*DIRECTIONS FOR THIS TASK*:
From the listing below, pick out each line with the word "Verdi".

*DATASET EXCERPTS*:
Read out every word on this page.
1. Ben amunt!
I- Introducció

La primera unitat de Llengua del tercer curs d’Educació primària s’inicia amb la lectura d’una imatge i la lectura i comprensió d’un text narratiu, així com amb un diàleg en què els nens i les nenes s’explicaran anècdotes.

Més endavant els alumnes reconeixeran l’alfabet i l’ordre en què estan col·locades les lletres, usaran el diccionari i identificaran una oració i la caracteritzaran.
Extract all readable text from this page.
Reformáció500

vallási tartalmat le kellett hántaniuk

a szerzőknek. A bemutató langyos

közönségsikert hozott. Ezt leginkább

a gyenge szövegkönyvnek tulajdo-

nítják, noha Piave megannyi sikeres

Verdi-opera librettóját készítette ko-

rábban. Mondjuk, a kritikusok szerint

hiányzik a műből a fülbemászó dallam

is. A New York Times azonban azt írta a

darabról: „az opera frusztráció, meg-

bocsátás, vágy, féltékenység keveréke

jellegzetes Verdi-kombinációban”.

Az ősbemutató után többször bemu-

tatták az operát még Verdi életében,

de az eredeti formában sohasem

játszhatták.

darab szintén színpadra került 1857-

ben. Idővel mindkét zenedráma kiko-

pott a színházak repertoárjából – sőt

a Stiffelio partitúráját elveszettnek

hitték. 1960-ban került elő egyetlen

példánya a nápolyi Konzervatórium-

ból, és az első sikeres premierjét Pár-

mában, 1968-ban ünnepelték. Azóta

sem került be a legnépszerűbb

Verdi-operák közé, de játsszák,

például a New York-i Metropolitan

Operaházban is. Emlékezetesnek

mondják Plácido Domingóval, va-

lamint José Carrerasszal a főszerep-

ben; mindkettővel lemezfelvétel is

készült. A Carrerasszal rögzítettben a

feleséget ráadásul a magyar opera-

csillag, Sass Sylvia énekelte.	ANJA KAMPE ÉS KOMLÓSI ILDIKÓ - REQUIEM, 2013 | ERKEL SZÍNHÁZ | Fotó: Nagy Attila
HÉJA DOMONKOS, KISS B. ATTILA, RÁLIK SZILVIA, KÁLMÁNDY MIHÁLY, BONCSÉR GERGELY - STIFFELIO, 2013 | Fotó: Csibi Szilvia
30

*RESULT OF THIS EXERCISE*:
Verdi-opera librettóját készítette ko-
jellegzetes Verdi-kombinációban”.
tatták az operát még Verdi életében,
Verdi-operák közé, de játsszák,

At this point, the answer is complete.